*RECORDS TO USE*
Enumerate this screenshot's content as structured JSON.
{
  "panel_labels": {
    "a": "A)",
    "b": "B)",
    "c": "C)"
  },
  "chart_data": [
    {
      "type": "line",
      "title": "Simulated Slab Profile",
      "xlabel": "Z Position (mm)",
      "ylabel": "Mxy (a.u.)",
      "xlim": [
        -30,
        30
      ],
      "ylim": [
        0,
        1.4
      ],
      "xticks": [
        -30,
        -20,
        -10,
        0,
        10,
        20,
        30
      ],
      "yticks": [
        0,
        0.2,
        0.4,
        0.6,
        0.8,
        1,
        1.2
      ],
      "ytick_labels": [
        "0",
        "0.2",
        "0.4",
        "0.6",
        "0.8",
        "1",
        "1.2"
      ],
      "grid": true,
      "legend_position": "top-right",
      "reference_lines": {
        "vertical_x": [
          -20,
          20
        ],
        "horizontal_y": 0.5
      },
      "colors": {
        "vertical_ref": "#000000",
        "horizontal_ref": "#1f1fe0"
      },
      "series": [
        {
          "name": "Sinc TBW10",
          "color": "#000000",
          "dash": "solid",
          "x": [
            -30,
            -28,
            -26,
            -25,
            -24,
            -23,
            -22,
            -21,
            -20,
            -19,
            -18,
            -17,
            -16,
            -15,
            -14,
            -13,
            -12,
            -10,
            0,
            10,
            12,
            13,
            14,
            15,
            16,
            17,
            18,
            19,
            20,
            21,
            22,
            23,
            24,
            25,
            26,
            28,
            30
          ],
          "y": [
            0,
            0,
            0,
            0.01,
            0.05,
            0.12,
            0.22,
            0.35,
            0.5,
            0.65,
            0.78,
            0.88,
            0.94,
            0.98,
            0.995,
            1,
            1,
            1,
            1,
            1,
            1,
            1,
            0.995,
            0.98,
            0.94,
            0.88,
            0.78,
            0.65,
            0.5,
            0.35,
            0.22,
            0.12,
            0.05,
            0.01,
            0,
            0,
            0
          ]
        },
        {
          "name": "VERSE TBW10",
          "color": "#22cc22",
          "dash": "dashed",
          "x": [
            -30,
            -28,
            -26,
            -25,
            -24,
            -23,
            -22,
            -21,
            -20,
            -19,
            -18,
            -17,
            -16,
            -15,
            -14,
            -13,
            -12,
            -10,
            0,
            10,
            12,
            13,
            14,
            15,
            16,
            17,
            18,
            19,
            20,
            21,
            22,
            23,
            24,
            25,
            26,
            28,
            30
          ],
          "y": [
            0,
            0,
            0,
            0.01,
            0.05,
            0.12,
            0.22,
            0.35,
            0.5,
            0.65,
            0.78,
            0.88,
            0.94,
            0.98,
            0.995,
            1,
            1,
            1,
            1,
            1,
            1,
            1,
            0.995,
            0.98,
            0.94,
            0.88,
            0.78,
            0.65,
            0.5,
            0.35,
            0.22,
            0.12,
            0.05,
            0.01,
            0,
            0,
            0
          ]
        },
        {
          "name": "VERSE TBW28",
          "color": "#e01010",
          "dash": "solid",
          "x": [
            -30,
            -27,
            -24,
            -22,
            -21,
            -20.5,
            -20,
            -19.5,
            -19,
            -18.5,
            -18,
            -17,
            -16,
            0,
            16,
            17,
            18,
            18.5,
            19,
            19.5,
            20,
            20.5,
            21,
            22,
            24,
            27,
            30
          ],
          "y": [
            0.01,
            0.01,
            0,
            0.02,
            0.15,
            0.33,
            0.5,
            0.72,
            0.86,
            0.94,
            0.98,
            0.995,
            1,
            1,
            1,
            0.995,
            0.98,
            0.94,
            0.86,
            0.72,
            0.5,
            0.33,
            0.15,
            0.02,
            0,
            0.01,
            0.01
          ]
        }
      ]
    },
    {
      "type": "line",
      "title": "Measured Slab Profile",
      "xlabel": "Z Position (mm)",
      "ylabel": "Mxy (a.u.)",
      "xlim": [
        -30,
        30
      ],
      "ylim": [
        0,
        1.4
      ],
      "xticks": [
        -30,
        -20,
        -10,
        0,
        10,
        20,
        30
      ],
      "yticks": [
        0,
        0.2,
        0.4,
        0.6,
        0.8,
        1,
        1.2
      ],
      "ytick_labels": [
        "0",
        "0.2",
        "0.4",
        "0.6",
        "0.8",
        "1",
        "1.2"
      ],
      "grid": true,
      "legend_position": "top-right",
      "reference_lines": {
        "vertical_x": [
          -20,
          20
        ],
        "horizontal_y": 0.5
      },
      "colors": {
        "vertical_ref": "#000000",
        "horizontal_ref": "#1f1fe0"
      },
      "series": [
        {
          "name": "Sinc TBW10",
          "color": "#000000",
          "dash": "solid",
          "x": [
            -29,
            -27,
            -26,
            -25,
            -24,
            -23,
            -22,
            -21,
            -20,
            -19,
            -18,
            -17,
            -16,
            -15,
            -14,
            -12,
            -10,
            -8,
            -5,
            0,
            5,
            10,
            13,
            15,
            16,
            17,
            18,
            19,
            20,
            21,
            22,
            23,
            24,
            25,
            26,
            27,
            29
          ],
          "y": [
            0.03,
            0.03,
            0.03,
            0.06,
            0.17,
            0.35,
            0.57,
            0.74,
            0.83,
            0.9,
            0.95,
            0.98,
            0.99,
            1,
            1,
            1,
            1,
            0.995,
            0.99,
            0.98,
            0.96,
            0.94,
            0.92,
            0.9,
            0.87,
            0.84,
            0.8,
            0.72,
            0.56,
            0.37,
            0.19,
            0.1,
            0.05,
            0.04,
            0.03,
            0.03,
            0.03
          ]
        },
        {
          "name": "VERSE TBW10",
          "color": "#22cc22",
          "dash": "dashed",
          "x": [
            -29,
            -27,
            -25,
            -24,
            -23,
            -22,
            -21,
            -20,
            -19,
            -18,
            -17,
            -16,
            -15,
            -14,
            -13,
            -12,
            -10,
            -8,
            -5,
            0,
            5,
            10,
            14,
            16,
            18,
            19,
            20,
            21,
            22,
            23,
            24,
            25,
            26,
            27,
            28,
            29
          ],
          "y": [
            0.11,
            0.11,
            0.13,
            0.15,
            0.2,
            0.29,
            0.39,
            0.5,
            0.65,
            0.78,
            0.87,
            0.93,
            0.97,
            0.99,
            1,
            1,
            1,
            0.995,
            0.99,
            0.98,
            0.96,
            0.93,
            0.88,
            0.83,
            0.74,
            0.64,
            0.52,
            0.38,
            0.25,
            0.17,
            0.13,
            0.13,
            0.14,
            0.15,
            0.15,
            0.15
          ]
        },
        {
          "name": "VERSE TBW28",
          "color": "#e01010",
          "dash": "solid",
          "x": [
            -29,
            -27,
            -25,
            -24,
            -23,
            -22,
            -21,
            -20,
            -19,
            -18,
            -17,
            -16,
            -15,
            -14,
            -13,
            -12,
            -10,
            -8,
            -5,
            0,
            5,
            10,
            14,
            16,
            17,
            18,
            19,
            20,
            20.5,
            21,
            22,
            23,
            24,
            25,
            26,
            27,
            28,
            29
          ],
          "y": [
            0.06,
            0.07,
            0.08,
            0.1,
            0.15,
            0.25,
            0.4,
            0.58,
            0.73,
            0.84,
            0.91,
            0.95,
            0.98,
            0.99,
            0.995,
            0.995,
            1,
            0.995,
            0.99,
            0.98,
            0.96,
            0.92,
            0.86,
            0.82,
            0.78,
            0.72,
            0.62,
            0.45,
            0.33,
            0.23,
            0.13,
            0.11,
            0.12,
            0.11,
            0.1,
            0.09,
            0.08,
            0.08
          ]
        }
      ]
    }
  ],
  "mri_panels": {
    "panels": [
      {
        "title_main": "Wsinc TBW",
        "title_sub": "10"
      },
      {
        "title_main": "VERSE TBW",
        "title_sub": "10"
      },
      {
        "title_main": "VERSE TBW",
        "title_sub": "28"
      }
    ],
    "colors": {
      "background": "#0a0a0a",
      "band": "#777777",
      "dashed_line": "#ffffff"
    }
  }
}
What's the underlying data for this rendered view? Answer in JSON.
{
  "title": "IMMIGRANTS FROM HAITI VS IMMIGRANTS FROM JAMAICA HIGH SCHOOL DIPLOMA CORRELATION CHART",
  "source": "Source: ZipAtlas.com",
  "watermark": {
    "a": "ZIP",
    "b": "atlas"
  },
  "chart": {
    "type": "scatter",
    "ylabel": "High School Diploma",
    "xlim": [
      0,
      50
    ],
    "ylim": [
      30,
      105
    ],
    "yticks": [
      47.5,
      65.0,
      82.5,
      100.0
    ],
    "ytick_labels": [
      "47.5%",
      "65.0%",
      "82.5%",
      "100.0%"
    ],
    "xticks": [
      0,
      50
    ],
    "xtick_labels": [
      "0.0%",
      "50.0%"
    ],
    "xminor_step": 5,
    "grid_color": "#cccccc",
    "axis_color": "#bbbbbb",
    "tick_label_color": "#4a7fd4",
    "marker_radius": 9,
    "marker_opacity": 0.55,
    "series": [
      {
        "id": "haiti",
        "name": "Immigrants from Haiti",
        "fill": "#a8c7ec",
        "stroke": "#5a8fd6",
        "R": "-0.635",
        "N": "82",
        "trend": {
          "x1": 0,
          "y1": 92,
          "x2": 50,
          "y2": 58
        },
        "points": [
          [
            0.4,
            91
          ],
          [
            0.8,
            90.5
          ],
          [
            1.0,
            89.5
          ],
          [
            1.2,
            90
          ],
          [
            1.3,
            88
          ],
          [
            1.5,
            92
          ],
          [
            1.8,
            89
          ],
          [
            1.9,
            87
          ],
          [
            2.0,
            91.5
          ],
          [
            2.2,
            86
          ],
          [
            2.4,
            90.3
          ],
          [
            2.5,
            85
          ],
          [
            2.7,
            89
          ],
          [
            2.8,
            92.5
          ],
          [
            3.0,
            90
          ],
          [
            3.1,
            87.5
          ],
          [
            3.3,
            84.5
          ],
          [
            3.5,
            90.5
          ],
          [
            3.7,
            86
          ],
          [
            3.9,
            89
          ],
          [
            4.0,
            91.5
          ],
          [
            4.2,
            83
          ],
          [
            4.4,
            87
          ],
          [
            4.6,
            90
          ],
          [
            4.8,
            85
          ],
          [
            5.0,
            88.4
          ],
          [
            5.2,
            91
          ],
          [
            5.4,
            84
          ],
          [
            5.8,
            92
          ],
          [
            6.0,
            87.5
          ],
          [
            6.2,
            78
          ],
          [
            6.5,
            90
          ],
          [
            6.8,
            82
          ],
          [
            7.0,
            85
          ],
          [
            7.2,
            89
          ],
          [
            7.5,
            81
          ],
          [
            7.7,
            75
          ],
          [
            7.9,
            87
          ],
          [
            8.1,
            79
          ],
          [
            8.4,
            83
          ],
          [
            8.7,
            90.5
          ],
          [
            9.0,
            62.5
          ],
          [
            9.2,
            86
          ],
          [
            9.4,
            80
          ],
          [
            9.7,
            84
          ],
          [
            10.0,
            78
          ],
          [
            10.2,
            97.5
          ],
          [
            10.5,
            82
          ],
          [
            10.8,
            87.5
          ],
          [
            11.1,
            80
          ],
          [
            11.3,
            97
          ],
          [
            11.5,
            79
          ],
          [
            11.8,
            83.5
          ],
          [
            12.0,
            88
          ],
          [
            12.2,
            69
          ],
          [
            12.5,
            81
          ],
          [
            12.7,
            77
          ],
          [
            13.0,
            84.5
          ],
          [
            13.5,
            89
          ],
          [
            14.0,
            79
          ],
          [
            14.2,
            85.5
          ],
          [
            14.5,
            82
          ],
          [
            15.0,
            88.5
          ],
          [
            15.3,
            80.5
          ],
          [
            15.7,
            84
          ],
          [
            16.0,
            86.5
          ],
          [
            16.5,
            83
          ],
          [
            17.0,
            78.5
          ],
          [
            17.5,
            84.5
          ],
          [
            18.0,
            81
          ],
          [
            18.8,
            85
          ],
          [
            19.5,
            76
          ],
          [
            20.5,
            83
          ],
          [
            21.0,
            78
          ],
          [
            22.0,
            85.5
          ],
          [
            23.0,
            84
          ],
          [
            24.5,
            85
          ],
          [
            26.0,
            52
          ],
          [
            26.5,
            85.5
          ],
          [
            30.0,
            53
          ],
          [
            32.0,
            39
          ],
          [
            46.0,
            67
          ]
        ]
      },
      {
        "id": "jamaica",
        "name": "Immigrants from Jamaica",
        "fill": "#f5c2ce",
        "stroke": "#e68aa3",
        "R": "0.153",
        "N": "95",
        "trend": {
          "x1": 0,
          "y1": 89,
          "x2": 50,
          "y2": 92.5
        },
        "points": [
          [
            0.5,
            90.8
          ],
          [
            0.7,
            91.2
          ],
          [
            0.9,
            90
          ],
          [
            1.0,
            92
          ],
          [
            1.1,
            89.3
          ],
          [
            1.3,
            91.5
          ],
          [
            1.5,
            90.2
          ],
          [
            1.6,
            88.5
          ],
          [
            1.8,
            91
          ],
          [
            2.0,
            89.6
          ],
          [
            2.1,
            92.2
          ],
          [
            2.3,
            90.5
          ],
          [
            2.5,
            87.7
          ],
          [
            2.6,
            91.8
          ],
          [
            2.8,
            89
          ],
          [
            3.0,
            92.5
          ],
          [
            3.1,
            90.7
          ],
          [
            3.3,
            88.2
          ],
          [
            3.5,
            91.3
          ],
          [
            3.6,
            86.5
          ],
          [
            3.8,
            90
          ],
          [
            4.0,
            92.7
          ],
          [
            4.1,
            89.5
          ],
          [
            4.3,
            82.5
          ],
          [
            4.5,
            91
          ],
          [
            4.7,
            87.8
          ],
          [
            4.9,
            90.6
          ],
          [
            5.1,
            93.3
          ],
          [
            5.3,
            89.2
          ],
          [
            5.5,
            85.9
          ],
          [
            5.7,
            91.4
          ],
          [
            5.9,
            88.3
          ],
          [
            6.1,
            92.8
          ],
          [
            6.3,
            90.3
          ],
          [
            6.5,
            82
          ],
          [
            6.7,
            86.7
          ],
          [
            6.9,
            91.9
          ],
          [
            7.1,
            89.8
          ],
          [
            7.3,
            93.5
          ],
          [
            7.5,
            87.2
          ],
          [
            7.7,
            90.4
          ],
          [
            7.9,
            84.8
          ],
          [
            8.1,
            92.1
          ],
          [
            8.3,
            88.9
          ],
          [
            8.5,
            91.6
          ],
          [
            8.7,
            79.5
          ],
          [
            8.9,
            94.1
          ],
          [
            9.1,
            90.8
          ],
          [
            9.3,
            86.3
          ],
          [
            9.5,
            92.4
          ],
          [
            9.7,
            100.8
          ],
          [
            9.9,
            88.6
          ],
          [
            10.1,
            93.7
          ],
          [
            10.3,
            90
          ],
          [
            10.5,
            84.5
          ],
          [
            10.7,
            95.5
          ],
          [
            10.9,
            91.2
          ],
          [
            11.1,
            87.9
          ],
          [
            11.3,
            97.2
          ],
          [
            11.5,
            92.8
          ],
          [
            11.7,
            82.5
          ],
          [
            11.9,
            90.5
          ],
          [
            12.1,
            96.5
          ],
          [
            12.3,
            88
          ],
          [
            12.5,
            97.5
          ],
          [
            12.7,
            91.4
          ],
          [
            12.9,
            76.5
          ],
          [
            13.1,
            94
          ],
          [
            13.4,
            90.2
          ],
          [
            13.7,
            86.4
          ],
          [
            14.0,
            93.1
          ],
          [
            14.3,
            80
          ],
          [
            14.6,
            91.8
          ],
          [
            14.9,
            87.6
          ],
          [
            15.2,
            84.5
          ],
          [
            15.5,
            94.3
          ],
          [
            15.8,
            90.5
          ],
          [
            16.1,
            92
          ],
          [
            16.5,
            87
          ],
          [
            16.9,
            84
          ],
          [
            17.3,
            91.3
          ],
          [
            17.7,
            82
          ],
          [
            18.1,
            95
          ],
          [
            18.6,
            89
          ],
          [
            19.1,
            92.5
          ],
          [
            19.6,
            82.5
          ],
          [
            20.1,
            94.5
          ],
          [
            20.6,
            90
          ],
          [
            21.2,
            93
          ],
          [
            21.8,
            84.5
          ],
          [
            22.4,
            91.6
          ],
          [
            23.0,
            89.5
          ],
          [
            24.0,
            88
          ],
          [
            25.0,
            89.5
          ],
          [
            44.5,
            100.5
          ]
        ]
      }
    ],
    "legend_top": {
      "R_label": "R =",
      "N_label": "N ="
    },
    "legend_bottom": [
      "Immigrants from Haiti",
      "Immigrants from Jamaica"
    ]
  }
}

*WHAT YOU ARE ASKED TO DO*
Return all lines containing "JSON".

*RESPONSE TO THIS EXERCISE*
Enumerate this screenshot's content as structured JSON.
What's the underlying data for this rendered view? Answer in JSON.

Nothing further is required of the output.